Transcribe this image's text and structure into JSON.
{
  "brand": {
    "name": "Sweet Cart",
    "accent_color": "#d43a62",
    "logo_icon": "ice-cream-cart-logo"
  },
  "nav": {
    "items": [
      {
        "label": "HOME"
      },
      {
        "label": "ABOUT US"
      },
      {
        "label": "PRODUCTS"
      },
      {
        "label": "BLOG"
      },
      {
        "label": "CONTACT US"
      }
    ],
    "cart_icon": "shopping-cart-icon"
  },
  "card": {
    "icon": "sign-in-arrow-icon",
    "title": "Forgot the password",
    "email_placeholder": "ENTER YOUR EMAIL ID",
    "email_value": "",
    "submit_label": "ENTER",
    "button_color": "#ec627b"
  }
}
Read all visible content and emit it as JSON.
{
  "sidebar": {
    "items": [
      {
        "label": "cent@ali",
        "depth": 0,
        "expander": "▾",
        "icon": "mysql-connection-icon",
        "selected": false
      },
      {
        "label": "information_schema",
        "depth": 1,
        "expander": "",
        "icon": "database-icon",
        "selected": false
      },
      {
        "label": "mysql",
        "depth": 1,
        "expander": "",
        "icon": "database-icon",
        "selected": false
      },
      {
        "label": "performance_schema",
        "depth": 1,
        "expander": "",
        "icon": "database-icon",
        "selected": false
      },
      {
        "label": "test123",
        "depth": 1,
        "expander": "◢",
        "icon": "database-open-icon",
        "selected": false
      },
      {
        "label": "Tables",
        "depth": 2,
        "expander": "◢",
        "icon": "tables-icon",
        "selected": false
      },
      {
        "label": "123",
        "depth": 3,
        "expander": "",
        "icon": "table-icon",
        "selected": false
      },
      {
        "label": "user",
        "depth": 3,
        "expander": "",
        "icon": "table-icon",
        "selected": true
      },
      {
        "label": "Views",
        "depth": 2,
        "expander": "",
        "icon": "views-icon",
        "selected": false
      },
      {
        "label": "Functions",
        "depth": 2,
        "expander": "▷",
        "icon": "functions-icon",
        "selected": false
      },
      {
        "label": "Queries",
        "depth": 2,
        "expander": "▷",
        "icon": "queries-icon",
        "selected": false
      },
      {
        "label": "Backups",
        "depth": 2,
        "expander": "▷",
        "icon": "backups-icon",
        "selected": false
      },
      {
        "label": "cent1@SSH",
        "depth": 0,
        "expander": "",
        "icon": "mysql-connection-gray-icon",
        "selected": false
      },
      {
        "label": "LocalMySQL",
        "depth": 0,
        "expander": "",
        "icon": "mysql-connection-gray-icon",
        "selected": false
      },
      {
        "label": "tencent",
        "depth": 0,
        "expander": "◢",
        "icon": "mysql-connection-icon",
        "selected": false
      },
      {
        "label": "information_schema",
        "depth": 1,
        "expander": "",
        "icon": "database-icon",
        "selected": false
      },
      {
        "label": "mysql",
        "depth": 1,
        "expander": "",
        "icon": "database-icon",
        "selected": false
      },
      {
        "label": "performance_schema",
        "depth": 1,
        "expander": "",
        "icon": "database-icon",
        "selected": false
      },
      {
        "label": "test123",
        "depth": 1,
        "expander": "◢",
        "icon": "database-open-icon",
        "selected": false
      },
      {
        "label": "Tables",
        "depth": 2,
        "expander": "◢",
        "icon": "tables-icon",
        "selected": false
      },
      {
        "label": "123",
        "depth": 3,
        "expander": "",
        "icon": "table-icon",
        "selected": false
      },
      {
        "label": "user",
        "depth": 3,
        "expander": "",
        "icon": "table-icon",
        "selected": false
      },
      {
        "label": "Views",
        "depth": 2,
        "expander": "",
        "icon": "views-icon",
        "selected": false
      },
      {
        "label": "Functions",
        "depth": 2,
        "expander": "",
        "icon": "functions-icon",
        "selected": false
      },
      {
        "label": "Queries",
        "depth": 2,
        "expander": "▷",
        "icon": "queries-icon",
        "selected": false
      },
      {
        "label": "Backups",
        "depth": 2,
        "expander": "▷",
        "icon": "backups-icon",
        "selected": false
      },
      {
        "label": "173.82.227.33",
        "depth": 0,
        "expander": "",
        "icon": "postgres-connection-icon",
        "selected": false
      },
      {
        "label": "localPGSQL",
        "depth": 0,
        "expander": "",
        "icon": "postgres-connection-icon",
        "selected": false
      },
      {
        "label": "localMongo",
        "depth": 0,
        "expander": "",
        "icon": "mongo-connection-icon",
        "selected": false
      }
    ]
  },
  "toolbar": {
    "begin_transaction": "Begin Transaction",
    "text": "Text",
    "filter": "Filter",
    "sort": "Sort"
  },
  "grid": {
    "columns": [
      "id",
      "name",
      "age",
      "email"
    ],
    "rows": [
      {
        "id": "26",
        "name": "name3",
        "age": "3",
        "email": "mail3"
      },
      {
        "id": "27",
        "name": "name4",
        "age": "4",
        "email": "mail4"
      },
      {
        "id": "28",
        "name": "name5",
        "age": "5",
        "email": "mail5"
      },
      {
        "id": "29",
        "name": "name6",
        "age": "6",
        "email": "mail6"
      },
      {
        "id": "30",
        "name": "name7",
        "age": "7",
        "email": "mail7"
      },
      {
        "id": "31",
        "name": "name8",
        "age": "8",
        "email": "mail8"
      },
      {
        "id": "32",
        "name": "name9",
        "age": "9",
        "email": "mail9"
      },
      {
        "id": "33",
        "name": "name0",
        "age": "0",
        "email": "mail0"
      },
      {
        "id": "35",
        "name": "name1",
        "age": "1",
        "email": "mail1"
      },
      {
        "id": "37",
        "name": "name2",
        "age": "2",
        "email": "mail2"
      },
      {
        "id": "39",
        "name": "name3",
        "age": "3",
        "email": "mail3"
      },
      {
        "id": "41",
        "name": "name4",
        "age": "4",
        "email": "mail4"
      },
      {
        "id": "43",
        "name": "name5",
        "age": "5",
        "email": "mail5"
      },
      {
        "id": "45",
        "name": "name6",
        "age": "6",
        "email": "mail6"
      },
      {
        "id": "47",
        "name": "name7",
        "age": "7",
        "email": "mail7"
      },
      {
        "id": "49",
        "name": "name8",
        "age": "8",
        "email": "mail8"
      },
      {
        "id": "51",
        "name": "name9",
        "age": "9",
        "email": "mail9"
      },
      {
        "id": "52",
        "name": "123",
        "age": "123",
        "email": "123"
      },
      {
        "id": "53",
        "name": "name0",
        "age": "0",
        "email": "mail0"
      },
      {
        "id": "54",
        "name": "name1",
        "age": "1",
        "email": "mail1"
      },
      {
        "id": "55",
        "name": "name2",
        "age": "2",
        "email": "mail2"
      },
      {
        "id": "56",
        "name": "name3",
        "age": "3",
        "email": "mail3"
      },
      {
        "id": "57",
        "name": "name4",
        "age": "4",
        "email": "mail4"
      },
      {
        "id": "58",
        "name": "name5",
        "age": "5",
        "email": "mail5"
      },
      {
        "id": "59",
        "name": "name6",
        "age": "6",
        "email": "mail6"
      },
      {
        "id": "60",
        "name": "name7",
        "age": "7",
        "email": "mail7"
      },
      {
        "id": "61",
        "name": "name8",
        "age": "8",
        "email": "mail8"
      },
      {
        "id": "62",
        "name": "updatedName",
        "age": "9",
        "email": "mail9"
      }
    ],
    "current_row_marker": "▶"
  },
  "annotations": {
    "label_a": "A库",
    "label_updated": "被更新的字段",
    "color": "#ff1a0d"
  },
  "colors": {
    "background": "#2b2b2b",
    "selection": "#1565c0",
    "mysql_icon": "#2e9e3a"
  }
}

Exercise description:
Every line above should be retyped exactly as given.

Written answer:
Transcribe this image's text and structure into JSON.
{
  "brand": {
    "name": "Sweet Cart",
    "accent_color": "#d43a62",
    "logo_icon": "ice-cream-cart-logo"
  },
  "nav": {
    "items": [
      {
        "label": "HOME"
      },
      {
        "label": "ABOUT US"
      },
      {
        "label": "PRODUCTS"
      },
      {
        "label": "BLOG"
      },
      {
        "label": "CONTACT US"
      }
    ],
    "cart_icon": "shopping-cart-icon"
  },
  "card": {
    "icon": "sign-in-arrow-icon",
    "title": "Forgot the password",
    "email_placeholder": "ENTER YOUR EMAIL ID",
    "email_value": "",
    "submit_label": "ENTER",
    "button_color": "#ec627b"
  }
}
Read all visible content and emit it as JSON.
{
  "sidebar": {
    "items": [
      {
        "label": "cent@ali",
        "depth": 0,
        "expander": "▾",
        "icon": "mysql-connection-icon",
        "selected": false
      },
      {
        "label": "information_schema",
        "depth": 1,
        "expander": "",
        "icon": "database-icon",
        "selected": false
      },
      {
        "label": "mysql",
        "depth": 1,
        "expander": "",
        "icon": "database-icon",
        "selected": false
      },
      {
        "label": "performance_schema",
        "depth": 1,
        "expander": "",
        "icon": "database-icon",
        "selected": false
      },
      {
        "label": "test123",
        "depth": 1,
        "expander": "◢",
        "icon": "database-open-icon",
        "selected": false
      },
      {
        "label": "Tables",
        "depth": 2,
        "expander": "◢",
        "icon": "tables-icon",
        "selected": false
      },
      {
        "label": "123",
        "depth": 3,
        "expander": "",
        "icon": "table-icon",
        "selected": false
      },
      {
        "label": "user",
        "depth": 3,
        "expander": "",
        "icon": "table-icon",
        "selected": true
      },
      {
        "label": "Views",
        "depth": 2,
        "expander": "",
        "icon": "views-icon",
        "selected": false
      },
      {
        "label": "Functions",
        "depth": 2,
        "expander": "▷",
        "icon": "functions-icon",
        "selected": false
      },
      {
        "label": "Queries",
        "depth": 2,
        "expander": "▷",
        "icon": "queries-icon",
        "selected": false
      },
      {
        "label": "Backups",
        "depth": 2,
        "expander": "▷",
        "icon": "backups-icon",
        "selected": false
      },
      {
        "label": "cent1@SSH",
        "depth": 0,
        "expander": "",
        "icon": "mysql-connection-gray-icon",
        "selected": false
      },
      {
        "label": "LocalMySQL",
        "depth": 0,
        "expander": "",
        "icon": "mysql-connection-gray-icon",
        "selected": false
      },
      {
        "label": "tencent",
        "depth": 0,
        "expander": "◢",
        "icon": "mysql-connection-icon",
        "selected": false
      },
      {
        "label": "information_schema",
        "depth": 1,
        "expander": "",
        "icon": "database-icon",
        "selected": false
      },
      {
        "label": "mysql",
        "depth": 1,
        "expander": "",
        "icon": "database-icon",
        "selected": false
      },
      {
        "label": "performance_schema",
        "depth": 1,
        "expander": "",
        "icon": "database-icon",
        "selected": false
      },
      {
        "label": "test123",
        "depth": 1,
        "expander": "◢",
        "icon": "database-open-icon",
        "selected": false
      },
      {
        "label": "Tables",
        "depth": 2,
        "expander": "◢",
        "icon": "tables-icon",
        "selected": false
      },
      {
        "label": "123",
        "depth": 3,
        "expander": "",
        "icon": "table-icon",
        "selected": false
      },
      {
        "label": "user",
        "depth": 3,
        "expander": "",
        "icon": "table-icon",
        "selected": false
      },
      {
        "label": "Views",
        "depth": 2,
        "expander": "",
        "icon": "views-icon",
        "selected": false
      },
      {
        "label": "Functions",
        "depth": 2,
        "expander": "",
        "icon": "functions-icon",
        "selected": false
      },
      {
        "label": "Queries",
        "depth": 2,
        "expander": "▷",
        "icon": "queries-icon",
        "selected": false
      },
      {
        "label": "Backups",
        "depth": 2,
        "expander": "▷",
        "icon": "backups-icon",
        "selected": false
      },
      {
        "label": "173.82.227.33",
        "depth": 0,
        "expander": "",
        "icon": "postgres-connection-icon",
        "selected": false
      },
      {
        "label": "localPGSQL",
        "depth": 0,
        "expander": "",
        "icon": "postgres-connection-icon",
        "selected": false
      },
      {
        "label": "localMongo",
        "depth": 0,
        "expander": "",
        "icon": "mongo-connection-icon",
        "selected": false
      }
    ]
  },
  "toolbar": {
    "begin_transaction": "Begin Transaction",
    "text": "Text",
    "filter": "Filter",
    "sort": "Sort"
  },
  "grid": {
    "columns": [
      "id",
      "name",
      "age",
      "email"
    ],
    "rows": [
      {
        "id": "26",
        "name": "name3",
        "age": "3",
        "email": "mail3"
      },
      {
        "id": "27",
        "name": "name4",
        "age": "4",
        "email": "mail4"
      },
      {
        "id": "28",
        "name": "name5",
        "age": "5",
        "email": "mail5"
      },
      {
        "id": "29",
        "name": "name6",
        "age": "6",
        "email": "mail6"
      },
      {
        "id": "30",
        "name": "name7",
        "age": "7",
        "email": "mail7"
      },
      {
        "id": "31",
        "name": "name8",
        "age": "8",
        "email": "mail8"
      },
      {
        "id": "32",
        "name": "name9",
        "age": "9",
        "email": "mail9"
      },
      {
        "id": "33",
        "name": "name0",
        "age": "0",
        "email": "mail0"
      },
      {
        "id": "35",
        "name": "name1",
        "age": "1",
        "email": "mail1"
      },
      {
        "id": "37",
        "name": "name2",
        "age": "2",
        "email": "mail2"
      },
      {
        "id": "39",
        "name": "name3",
        "age": "3",
        "email": "mail3"
      },
      {
        "id": "41",
        "name": "name4",
        "age": "4",
        "email": "mail4"
      },
      {
        "id": "43",
        "name": "name5",
        "age": "5",
        "email": "mail5"
      },
      {
        "id": "45",
        "name": "name6",
        "age": "6",
        "email": "mail6"
      },
      {
        "id": "47",
        "name": "name7",
        "age": "7",
        "email": "mail7"
      },
      {
        "id": "49",
        "name": "name8",
        "age": "8",
        "email": "mail8"
      },
      {
        "id": "51",
        "name": "name9",
        "age": "9",
        "email": "mail9"
      },
      {
        "id": "52",
        "name": "123",
        "age": "123",
        "email": "123"
      },
      {
        "id": "53",
        "name": "name0",
        "age": "0",
        "email": "mail0"
      },
      {
        "id": "54",
        "name": "name1",
        "age": "1",
        "email": "mail1"
      },
      {
        "id": "55",
        "name": "name2",
        "age": "2",
        "email": "mail2"
      },
      {
        "id": "56",
        "name": "name3",
        "age": "3",
        "email": "mail3"
      },
      {
        "id": "57",
        "name": "name4",
        "age": "4",
        "email": "mail4"
      },
      {
        "id": "58",
        "name": "name5",
        "age": "5",
        "email": "mail5"
      },
      {
        "id": "59",
        "name": "name6",
        "age": "6",
        "email": "mail6"
      },
      {
        "id": "60",
        "name": "name7",
        "age": "7",
        "email": "mail7"
      },
      {
        "id": "61",
        "name": "name8",
        "age": "8",
        "email": "mail8"
      },
      {
        "id": "62",
        "name": "updatedName",
        "age": "9",
        "email": "mail9"
      }
    ],
    "current_row_marker": "▶"
  },
  "annotations": {
    "label_a": "A库",
    "label_updated": "被更新的字段",
    "color": "#ff1a0d"
  },
  "colors": {
    "background": "#2b2b2b",
    "selection": "#1565c0",
    "mysql_icon": "#2e9e3a"
  }
}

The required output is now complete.